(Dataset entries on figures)
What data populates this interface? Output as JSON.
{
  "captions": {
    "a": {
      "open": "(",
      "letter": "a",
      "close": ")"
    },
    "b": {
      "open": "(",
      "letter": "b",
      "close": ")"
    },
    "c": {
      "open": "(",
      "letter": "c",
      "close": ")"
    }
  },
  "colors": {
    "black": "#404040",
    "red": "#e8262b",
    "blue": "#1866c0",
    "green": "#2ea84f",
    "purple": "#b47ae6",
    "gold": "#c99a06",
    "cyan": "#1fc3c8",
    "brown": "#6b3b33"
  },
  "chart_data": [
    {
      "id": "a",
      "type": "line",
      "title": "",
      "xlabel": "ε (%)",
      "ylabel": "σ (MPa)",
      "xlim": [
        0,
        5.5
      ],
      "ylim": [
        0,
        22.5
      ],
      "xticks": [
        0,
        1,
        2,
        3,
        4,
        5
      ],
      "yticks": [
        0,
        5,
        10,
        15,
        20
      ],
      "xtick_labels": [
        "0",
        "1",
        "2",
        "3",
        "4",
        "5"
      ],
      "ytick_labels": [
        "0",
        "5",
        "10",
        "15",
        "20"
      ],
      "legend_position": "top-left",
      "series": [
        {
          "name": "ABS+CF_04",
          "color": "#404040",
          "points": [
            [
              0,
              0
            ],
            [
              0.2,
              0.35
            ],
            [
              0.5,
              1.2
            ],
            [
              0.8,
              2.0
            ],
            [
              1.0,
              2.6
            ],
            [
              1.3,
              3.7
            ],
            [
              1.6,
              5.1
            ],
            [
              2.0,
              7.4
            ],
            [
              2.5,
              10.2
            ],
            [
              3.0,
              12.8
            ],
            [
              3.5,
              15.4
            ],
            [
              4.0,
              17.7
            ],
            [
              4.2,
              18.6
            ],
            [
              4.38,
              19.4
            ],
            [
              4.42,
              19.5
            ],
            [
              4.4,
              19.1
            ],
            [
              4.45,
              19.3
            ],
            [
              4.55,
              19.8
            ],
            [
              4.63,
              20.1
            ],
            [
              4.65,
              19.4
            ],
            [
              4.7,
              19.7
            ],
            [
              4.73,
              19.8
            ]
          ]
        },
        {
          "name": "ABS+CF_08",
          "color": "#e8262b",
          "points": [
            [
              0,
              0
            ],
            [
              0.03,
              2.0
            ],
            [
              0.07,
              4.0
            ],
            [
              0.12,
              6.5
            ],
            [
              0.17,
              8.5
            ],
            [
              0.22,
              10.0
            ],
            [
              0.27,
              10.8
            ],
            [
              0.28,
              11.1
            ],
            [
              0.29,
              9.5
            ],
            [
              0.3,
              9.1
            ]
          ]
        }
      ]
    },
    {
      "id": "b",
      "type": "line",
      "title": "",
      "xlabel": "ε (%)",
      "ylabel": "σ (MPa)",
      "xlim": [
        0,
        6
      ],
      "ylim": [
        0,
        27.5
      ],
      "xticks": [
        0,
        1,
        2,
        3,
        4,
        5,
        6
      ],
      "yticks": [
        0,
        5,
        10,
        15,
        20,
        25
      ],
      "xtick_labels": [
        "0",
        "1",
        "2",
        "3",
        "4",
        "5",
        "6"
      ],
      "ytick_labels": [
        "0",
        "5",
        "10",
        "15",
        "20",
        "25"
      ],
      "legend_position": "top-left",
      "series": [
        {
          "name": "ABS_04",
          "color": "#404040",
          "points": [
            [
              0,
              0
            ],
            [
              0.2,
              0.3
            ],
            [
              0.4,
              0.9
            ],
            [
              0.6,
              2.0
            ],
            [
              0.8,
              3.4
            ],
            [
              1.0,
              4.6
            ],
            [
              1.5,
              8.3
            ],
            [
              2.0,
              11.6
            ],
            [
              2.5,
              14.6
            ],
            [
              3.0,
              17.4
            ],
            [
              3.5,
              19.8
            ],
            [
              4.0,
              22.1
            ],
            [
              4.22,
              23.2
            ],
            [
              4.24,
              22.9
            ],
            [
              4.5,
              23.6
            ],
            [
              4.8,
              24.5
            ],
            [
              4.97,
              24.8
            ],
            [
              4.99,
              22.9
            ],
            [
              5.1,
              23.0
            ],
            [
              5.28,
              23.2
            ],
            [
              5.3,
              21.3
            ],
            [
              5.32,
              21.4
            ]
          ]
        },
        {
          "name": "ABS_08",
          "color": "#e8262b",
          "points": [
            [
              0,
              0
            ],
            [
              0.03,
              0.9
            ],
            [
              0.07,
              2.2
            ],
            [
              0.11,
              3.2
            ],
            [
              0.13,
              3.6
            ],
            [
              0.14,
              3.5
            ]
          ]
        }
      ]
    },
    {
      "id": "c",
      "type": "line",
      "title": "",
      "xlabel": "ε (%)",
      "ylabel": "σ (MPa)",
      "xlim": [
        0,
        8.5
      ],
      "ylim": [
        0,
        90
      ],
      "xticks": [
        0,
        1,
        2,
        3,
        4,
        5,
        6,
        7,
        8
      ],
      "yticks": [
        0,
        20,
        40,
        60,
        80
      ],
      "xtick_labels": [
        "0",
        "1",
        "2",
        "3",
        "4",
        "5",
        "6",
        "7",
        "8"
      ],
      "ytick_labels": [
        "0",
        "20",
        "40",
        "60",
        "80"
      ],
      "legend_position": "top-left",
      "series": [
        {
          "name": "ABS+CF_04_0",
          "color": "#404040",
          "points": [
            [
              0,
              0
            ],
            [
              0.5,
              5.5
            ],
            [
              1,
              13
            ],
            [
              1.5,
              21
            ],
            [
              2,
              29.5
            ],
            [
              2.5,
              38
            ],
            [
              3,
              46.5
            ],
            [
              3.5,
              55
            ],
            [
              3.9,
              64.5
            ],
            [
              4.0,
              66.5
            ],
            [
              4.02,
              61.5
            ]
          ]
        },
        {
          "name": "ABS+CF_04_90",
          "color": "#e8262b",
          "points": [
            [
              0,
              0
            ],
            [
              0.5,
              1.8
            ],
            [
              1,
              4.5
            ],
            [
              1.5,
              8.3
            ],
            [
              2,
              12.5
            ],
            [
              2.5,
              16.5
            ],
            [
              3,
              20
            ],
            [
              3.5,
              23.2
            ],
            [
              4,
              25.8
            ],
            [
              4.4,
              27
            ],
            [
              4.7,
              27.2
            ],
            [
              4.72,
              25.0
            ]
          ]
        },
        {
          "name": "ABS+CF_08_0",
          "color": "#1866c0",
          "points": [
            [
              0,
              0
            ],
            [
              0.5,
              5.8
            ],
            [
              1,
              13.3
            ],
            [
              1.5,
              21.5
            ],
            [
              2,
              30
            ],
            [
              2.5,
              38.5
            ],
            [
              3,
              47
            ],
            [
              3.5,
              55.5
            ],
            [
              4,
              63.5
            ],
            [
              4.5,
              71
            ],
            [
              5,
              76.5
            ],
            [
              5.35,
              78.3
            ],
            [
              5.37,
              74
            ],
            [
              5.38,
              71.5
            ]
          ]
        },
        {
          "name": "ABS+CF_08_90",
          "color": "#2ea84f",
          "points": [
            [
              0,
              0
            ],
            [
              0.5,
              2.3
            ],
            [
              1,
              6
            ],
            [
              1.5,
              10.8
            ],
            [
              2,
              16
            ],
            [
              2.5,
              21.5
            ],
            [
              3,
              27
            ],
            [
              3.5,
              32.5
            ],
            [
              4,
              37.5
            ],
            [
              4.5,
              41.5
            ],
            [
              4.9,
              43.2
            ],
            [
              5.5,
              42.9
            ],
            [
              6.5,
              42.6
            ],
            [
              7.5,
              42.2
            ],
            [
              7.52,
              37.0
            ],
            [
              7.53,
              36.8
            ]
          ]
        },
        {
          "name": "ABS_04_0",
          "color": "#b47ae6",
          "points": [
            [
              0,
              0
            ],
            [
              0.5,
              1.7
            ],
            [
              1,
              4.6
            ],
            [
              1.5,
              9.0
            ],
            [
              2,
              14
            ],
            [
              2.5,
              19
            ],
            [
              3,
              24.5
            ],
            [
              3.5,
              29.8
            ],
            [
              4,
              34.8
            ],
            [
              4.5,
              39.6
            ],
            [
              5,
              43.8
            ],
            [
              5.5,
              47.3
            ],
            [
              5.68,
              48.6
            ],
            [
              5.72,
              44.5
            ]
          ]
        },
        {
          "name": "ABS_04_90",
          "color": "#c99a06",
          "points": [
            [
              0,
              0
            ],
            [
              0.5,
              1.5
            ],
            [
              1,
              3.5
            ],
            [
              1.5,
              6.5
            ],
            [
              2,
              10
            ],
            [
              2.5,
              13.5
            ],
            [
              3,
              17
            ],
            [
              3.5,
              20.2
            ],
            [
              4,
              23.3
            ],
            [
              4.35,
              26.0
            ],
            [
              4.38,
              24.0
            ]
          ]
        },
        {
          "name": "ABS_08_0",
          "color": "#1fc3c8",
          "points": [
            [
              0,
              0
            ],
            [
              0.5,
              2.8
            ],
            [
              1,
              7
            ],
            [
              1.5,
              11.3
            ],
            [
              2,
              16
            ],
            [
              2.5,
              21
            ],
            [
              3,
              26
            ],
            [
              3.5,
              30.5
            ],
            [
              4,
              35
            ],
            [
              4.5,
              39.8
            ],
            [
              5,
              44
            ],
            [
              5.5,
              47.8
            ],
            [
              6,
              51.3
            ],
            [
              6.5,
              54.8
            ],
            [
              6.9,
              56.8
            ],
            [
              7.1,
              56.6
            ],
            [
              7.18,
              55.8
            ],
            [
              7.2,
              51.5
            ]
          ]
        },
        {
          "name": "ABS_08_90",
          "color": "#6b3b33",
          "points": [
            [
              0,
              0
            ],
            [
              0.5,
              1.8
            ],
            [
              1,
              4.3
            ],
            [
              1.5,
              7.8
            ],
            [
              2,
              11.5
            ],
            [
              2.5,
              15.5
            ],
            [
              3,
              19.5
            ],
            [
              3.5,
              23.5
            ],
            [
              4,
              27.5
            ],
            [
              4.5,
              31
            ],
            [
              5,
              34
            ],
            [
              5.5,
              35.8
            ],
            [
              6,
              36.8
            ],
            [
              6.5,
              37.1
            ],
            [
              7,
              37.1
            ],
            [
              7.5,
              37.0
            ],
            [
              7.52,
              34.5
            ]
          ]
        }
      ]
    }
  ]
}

Exercise brief: Scan the listing above for the word "name" and copy every line that holds it.

Reply:
          "name": "ABS+CF_04",
          "name": "ABS+CF_08",
          "name": "ABS_04",
          "name": "ABS_08",
          "name": "ABS+CF_04_0",
          "name": "ABS+CF_04_90",
          "name": "ABS+CF_08_0",
          "name": "ABS+CF_08_90",
          "name": "ABS_04_0",
          "name": "ABS_04_90",
          "name": "ABS_08_0",
          "name": "ABS_08_90",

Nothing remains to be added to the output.